Search the material for the string "оценки", then report how many lines hold it, with no other text.

--- BEGIN Records shown ---

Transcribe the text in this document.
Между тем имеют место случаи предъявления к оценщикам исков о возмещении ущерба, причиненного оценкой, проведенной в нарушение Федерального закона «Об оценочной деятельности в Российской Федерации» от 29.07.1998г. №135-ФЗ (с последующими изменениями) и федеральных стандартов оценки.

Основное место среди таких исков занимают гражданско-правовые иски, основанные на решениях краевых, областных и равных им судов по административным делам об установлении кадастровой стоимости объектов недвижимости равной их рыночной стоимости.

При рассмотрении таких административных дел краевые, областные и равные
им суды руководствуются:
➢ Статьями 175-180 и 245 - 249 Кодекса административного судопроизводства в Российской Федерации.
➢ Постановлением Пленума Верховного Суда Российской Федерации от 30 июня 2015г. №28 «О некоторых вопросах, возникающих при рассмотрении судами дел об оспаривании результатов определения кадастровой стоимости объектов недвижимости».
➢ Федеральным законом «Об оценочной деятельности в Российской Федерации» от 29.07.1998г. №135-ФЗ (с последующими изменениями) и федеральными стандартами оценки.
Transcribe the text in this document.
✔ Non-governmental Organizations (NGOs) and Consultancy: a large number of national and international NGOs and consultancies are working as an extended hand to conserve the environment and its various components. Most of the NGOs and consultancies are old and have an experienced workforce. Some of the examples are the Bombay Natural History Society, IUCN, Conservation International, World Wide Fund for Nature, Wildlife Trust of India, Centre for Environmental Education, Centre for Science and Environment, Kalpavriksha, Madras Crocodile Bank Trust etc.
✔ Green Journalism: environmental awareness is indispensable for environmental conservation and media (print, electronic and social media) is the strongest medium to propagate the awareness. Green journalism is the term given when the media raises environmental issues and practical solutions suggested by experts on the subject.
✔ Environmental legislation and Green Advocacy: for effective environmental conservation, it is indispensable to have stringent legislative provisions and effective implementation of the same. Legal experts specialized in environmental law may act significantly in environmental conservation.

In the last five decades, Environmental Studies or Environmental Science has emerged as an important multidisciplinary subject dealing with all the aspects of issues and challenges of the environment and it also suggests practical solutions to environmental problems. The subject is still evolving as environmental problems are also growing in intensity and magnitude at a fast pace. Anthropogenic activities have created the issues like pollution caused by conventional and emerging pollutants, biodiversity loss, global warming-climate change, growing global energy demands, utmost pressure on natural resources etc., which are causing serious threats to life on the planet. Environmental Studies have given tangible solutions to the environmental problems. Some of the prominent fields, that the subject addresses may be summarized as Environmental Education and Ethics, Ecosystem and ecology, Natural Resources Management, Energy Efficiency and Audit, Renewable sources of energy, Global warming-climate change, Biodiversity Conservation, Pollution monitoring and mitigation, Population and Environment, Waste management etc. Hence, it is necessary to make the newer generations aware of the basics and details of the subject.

--- END Records shown ---

- _Task result_
2